Pick up the news story about the W boson mass measurement after its last sentence and keep writing it.

#### Document
[start]
• Most precise ever measurement of W boson

    From ScienceDaily@1:317/3 to All on Thu Apr 7 22:30:40 2022
    Most precise ever measurement of W boson mass to be in tension with the Standard Model

    Date:
    April 7, 2022
    Source:
    DOE/Fermi National Accelerator Laboratory
    Summary:
    Scientists have achieved the most precise measurement to date of the
    mass of the W boson, one of nature's force-carrying particles. The
    measured value shows tension with the value expected based on the
    Standard Model of particle physics.



    FULL STORY ========================================================================== After 10 years of careful analysis and scrutiny, scientists of the
    CDF collaboration at the U.S. Department of Energy's Fermi National
    Accelerator Laboratory announced today that they have achieved the most
    precise measurement to date of the mass of the W boson, one of nature's force-carrying particles.

    Using data collected by the Collider Detector at Fermilab, or CDF,
    scientists have now determined the particle's mass with a precision of
    0.01% -- twice as precise as the previous best measurement. It corresponds
    to measuring the weight of an 800-pound gorilla to 1.5 ounces.
[end]
#### Dataset content
[start]
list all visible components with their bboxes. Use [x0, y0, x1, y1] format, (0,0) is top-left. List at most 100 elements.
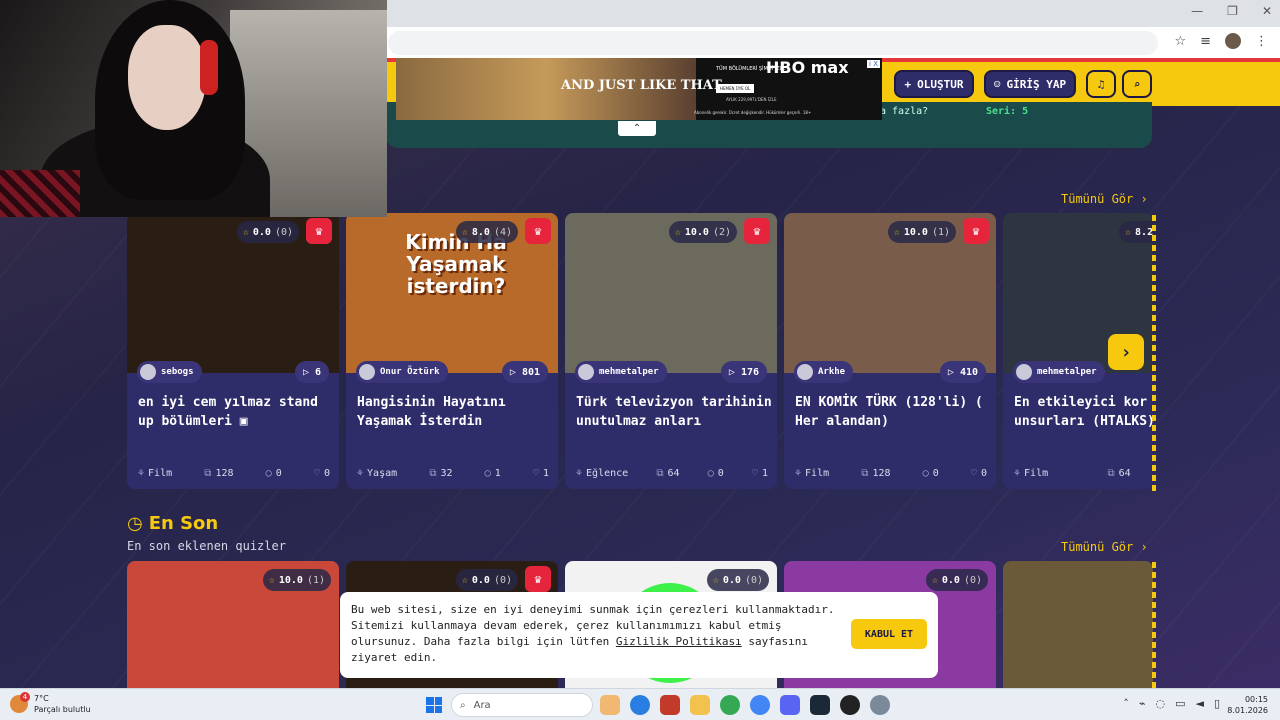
[end]
#### Response for this exercise
    ==========================================================================
    The new precision measurement, published in the journal Science, allows scientists to test the Standard Model of particle physics, the theoretical framework that describes nature at its most fundamental level. The result:
    The new mass value shows tension with the value scientists obtain using experimental and theoretical inputs in the context of the Standard Model.

    "The number of improvements and extra checking that went into our result
    is enormous," said Ashutosh V. Kotwal of Duke University, who led this
    analysis and is one of the 400 scientists in the CDF collaboration. "We
    took into account our improved understanding of our particle detector as
    well as advances in the theoretical and experimental understanding of the
    W boson's interactions with other particles. When we finally unveiled the result, we found that it differed from the Standard Model prediction."
    If confirmed, this measurement suggests the potential need for
    improvements to the Standard Model calculation or extensions to the model.

    The new value is in agreement with many previous W boson mass
    measurements, but there are also some disagreements. Future measurements
    will be needed to shed more light on the result.

    "While this is an intriguing result, the measurement needs to be confirmed
    by another experiment before it can be interpreted fully," said Fermilab
    Deputy Director Joe Lykken.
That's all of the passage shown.